## Start Supplied records

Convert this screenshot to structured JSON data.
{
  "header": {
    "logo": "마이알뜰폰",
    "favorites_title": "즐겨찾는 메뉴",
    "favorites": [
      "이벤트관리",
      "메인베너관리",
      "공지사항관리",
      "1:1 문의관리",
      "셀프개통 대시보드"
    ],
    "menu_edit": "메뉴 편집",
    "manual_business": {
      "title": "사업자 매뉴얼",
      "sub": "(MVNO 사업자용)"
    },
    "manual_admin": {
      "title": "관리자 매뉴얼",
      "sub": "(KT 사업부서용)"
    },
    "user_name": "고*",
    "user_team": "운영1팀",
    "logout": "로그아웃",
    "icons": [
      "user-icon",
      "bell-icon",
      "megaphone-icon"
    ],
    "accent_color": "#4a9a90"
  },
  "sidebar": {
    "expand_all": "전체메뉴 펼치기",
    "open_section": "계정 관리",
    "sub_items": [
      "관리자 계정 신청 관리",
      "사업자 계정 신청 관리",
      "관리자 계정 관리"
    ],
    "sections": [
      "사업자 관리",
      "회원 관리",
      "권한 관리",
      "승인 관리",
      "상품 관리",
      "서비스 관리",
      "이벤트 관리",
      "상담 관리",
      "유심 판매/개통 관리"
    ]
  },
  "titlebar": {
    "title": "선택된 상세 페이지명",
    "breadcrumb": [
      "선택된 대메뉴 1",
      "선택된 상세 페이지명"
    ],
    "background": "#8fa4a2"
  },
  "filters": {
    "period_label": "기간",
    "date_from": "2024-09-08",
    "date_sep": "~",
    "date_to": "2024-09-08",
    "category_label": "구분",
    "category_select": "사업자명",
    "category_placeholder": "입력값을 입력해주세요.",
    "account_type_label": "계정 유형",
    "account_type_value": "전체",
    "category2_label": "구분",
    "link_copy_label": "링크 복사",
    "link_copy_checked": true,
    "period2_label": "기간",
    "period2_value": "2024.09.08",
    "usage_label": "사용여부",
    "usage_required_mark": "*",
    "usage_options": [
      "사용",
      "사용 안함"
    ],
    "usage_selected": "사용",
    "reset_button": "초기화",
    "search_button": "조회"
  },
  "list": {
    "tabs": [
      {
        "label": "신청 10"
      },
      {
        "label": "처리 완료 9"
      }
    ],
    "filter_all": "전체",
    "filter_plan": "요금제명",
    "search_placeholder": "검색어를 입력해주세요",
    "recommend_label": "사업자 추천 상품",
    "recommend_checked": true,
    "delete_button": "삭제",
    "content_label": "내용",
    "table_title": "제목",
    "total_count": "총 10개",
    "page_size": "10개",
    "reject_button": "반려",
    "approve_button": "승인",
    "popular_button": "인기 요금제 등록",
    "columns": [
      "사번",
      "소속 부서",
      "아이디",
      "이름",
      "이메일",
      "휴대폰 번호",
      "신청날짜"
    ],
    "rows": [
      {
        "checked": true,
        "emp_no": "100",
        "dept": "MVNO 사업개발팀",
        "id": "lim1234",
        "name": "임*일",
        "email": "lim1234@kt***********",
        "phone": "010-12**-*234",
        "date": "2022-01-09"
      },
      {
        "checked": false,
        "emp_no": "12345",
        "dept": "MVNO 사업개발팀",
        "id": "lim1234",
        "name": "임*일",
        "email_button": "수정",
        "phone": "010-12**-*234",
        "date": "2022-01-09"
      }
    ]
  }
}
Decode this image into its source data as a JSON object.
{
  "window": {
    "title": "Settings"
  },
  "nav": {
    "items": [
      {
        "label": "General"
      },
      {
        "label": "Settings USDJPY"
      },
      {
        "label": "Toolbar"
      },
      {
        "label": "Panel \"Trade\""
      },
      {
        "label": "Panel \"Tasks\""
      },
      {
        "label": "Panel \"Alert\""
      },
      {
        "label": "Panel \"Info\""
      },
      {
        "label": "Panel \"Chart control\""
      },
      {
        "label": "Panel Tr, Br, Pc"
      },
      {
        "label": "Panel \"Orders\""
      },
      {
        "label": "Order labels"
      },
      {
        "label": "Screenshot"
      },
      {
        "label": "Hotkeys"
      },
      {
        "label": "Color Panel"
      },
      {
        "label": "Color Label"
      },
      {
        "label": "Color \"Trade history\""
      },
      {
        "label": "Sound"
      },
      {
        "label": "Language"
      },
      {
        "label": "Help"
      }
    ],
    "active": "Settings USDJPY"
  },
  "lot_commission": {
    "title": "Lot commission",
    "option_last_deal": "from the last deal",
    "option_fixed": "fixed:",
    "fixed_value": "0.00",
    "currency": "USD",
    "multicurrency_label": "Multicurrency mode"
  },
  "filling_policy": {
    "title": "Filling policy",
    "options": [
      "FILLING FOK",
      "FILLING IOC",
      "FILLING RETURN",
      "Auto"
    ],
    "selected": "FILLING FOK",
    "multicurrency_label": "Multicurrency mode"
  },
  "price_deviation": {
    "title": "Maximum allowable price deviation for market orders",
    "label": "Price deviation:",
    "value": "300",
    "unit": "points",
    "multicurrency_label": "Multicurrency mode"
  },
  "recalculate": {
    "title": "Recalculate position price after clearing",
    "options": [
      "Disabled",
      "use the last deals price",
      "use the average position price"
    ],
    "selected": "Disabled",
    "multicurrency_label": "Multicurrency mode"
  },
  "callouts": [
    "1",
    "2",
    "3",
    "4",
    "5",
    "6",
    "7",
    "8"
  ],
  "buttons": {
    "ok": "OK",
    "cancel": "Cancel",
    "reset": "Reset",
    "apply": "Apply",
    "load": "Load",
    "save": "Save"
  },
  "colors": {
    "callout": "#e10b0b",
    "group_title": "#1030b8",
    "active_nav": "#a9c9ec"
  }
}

## End Supplied records

(Goal): Select every line in the material above where the string "this" occurs, and copy it.

(Response):
Convert this screenshot to structured JSON data.
Decode this image into its source data as a JSON object.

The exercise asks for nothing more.